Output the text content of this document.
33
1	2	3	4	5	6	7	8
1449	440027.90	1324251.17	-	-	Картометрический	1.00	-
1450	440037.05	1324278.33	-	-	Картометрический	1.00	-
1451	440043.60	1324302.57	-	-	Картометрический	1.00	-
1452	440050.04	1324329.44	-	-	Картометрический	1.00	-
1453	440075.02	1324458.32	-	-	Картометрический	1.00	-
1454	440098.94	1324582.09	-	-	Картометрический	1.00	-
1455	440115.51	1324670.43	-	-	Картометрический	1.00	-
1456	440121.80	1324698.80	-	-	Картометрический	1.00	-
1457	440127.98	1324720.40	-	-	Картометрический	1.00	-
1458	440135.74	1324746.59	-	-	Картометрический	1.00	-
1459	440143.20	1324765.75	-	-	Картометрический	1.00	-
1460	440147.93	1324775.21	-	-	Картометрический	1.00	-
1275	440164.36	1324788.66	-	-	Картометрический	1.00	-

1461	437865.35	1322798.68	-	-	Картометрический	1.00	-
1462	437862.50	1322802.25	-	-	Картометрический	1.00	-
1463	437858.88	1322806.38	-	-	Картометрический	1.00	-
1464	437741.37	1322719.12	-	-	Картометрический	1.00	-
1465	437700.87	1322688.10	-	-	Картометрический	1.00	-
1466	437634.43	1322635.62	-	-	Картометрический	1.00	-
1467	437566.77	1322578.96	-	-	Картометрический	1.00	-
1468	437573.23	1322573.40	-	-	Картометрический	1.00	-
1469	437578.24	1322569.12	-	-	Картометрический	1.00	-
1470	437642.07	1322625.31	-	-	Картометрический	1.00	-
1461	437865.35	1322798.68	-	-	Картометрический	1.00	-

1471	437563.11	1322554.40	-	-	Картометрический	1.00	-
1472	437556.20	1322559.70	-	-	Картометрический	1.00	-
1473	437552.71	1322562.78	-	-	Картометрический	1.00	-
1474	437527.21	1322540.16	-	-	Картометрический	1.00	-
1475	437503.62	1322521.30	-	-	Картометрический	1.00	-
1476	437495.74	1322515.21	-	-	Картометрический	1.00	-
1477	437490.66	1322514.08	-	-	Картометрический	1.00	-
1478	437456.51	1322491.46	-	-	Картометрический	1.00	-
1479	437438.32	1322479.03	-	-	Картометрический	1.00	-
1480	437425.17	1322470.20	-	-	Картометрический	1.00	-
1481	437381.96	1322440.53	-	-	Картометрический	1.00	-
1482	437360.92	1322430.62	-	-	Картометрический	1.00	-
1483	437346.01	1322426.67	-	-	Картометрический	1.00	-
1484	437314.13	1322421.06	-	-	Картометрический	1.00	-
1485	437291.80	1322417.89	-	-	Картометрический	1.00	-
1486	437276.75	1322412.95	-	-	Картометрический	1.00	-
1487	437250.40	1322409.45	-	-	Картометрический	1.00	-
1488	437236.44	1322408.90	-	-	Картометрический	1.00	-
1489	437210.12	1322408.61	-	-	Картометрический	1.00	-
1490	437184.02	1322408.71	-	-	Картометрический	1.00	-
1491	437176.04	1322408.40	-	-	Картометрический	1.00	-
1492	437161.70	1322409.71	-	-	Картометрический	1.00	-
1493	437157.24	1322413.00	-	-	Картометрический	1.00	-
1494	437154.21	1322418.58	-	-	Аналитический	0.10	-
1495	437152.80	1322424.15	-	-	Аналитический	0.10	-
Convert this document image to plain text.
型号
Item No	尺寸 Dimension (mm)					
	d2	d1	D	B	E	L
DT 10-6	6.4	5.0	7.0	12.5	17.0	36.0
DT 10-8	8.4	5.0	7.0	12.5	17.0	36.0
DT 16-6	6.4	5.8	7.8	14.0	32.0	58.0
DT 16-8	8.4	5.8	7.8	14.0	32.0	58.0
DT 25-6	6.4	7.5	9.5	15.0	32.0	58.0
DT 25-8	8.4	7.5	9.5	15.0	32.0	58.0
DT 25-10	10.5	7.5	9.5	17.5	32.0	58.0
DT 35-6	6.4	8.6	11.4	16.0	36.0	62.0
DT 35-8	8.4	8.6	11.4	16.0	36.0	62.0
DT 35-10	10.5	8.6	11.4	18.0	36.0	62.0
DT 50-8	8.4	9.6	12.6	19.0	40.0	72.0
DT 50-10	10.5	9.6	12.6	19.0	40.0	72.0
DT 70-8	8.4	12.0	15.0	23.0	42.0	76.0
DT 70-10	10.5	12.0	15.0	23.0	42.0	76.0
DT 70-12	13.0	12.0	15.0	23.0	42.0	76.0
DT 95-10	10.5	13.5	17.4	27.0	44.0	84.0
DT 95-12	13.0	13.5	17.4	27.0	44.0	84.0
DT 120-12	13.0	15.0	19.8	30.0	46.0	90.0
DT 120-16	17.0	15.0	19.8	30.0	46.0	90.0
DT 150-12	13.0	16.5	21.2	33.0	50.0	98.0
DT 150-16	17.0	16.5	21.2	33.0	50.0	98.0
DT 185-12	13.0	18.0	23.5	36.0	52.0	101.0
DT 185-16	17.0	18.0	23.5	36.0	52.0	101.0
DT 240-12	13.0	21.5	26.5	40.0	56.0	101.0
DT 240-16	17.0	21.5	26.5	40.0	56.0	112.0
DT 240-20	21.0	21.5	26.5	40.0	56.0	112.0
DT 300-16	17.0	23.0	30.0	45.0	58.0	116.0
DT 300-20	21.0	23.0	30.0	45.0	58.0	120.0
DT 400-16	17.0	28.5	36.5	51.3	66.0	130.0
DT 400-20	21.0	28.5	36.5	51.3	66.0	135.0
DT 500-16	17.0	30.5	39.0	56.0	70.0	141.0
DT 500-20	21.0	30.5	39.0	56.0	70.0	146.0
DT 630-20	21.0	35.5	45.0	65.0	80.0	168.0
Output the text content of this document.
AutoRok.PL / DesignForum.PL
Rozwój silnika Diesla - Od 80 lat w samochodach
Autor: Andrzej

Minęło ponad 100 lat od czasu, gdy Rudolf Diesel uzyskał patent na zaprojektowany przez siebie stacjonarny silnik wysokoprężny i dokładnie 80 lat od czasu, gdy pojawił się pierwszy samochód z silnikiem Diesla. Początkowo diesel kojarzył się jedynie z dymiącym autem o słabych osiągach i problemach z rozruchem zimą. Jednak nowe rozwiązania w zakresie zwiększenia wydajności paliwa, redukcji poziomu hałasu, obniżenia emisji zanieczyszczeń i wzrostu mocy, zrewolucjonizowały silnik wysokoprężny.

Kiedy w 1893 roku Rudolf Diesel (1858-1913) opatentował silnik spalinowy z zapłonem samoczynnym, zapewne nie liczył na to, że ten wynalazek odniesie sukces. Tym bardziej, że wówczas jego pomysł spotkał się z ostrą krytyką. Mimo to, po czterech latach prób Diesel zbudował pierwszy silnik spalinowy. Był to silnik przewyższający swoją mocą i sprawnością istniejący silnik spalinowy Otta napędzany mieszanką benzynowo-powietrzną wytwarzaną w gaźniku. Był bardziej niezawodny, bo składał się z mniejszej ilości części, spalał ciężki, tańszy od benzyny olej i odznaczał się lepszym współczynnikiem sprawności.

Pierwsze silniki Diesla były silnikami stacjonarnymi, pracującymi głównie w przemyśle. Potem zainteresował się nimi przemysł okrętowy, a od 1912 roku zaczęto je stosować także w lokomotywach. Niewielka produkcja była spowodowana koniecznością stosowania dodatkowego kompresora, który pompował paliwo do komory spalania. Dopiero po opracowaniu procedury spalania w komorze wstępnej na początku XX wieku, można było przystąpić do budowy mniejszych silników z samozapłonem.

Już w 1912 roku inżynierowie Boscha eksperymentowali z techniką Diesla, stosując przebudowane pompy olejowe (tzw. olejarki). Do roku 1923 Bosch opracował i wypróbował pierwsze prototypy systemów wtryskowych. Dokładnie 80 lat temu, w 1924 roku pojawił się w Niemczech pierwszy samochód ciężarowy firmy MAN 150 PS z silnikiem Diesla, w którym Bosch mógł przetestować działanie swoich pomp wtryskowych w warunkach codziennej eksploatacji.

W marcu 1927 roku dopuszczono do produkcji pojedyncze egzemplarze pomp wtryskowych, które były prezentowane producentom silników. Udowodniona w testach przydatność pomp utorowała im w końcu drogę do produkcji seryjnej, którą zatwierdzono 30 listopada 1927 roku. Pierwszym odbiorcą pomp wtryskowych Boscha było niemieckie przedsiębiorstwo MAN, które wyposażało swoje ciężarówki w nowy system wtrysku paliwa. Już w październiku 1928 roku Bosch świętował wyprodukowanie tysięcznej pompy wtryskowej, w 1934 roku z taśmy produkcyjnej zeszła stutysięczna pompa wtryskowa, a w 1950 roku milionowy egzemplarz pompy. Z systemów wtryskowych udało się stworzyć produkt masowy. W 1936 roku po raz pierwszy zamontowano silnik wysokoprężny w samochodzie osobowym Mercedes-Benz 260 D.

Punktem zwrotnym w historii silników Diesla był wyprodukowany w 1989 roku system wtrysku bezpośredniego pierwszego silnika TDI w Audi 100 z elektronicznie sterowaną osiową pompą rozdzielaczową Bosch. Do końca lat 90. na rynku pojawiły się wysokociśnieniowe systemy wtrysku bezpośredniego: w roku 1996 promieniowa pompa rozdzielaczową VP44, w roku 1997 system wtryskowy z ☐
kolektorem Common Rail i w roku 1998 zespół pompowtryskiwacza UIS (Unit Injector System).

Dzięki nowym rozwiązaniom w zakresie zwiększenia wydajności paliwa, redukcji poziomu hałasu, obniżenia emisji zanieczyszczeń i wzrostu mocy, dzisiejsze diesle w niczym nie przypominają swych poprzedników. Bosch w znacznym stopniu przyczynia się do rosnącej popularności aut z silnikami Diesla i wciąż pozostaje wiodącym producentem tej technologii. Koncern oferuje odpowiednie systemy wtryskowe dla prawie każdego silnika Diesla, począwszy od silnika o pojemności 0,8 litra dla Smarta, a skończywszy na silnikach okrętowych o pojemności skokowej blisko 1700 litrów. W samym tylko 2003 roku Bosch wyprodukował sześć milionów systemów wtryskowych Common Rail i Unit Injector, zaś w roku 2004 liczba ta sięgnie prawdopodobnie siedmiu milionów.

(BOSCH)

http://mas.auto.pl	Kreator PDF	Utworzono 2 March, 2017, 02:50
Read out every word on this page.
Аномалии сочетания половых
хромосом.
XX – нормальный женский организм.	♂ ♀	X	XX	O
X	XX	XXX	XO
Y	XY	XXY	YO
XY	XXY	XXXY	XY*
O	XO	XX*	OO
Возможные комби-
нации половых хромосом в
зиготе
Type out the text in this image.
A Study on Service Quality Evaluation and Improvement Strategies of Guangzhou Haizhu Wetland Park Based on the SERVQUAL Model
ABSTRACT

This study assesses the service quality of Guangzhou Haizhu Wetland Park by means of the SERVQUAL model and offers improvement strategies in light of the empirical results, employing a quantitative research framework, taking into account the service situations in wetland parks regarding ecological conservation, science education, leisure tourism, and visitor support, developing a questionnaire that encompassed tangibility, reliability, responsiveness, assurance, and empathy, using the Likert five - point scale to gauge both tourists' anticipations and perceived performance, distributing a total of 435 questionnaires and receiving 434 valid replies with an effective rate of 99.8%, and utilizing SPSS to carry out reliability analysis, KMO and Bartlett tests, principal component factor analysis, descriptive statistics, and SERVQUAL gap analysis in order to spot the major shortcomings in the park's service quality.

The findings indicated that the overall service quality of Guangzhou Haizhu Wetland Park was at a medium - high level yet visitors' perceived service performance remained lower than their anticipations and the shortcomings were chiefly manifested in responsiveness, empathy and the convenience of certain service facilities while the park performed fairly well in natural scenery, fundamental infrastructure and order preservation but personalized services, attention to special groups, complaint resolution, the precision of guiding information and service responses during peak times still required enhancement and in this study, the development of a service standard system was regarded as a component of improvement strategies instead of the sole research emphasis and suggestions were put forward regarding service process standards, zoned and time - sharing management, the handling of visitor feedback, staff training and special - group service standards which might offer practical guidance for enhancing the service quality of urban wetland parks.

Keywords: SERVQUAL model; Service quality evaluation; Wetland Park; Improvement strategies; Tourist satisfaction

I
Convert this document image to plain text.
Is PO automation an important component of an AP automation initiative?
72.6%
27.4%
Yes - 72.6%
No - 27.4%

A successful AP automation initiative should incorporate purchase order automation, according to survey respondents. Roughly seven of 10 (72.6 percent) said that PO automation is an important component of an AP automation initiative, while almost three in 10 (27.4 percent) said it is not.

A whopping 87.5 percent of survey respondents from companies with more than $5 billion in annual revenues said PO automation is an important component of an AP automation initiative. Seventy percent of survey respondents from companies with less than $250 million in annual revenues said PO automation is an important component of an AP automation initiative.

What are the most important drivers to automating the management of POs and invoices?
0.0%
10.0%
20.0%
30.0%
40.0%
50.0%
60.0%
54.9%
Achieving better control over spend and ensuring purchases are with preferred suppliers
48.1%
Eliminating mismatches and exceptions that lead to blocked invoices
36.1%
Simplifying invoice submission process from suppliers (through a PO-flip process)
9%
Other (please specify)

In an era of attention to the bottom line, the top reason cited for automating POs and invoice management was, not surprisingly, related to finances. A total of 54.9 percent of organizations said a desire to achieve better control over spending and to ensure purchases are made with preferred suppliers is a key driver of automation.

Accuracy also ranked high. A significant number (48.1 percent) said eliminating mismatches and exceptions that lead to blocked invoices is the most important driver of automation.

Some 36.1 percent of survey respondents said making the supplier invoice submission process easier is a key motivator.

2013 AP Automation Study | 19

Task brief: Please list every line of the records that contains "Аналитический".

Correct result:
1494	437154.21	1322418.58	-	-	Аналитический	0.10	-
1495	437152.80	1322424.15	-	-	Аналитический	0.10	-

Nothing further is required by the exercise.